▶ _EXTRAIT CHOISI_:
• • • • •

(Suite et fin – provisoirement – de cette aventure épique)
Le lendemain matin de la soirée passée au téléphone, à 8h
tapantes, heure à laquelle ouvrait l’agence principale de la ville, j’ai
téléphoné à cette dernière. Refrain habituel : désolé, on a rien, ni
voiture 5 places aujourd’hui, ni possibilité d’avoir une voiture 7 places d’ici
lundi. Mais le ton était déjà nettement plus amical. Et on m’a donné le VRAI
numéro de l’agence de l’aéroport. Là-bas, on m’a confirmé qu’on m’avait réservé
un véhicule, qu’on essaierait de m’en trouver un plus grand d’ici lundi, et que
je pouvais venir tout de suite. J’ai appelé un taxi XL, j’y ai embarqué les rehausseurs,
les enfants, et les bricoles venues d’IKEA, et nous sommes allés à l’aéroport.
Quand je suis arrivée devant le
comptoir Avis et que je me suis présentée, le monsieur m’a ouvert le bras et
m’a serré la main avec les deux siennes en souriant jusqu’aux oreilles.

• • • • •

▶ _DONNÉES FOURNIES_:
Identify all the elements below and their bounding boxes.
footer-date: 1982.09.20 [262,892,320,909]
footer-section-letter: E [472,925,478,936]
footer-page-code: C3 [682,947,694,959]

• • • • •

▶ _CE QUE VOUS FEREZ_:
A – D'après l'extrait choisi, à quelle heure ouvrait l'agence principale de la ville ?
B – Traduisez en anglais cette phrase du récit sur la location de voiture : « Mais le ton était déjà nettement plus amical. »
C – Prolongez le récit sur la location de voiture au-delà de sa dernière phrase.

▶ _RÉPONSES PAR TÂCHE_:
A – À 8h tapantes.

B – But the tone was already noticeably friendlier.

C –
— Quel plaisir de faire votre
connaissance ! À une femme comme vous, on voudrait qu’il n’arrive que des
bonheurs !
J’ai supposé qu’il essayait de
compenser la mauvaise impression laissée par ses 57 collègues de la veille,
mais j’ai trouvé qu’il en faisait un peu beaucoup. Puis il m’a fait signe
d’attendre, il est sorti une seconde, et il est revenu en me tendant une bague
sertie de diamants.
Il me demandait en mariage, maintenant ?
Alors là, ça allait un peu trop
loin.
J’ai balbutié :
— Heu… Je ne comprends pas…
Lui, soudain dégrisé :
— Ce n’est pas vous qui avez
perdu cette bague ?
— Ah non, moi j’ai perdu ma
voiture, j’en voudrais une autre.
Son collègue, que j’avais eu au
bout du fil une heure plus tôt, a repris l’affaire en main, et après
installation des rehausseurs etc., nous avons pu repartir à bord d’une voiture
qui roulait ! Qui roulait vraiment ! Sans biper, sans puer le diésel,
sans clignoter en orange ! Et à midi, nous étions rentrés ! Moins de
24h après le moment de retour prévu ! J’ai même pu me laver les dents et
changer de slip et de t-shirt ! On sous-estime le bonheur des petites
choses.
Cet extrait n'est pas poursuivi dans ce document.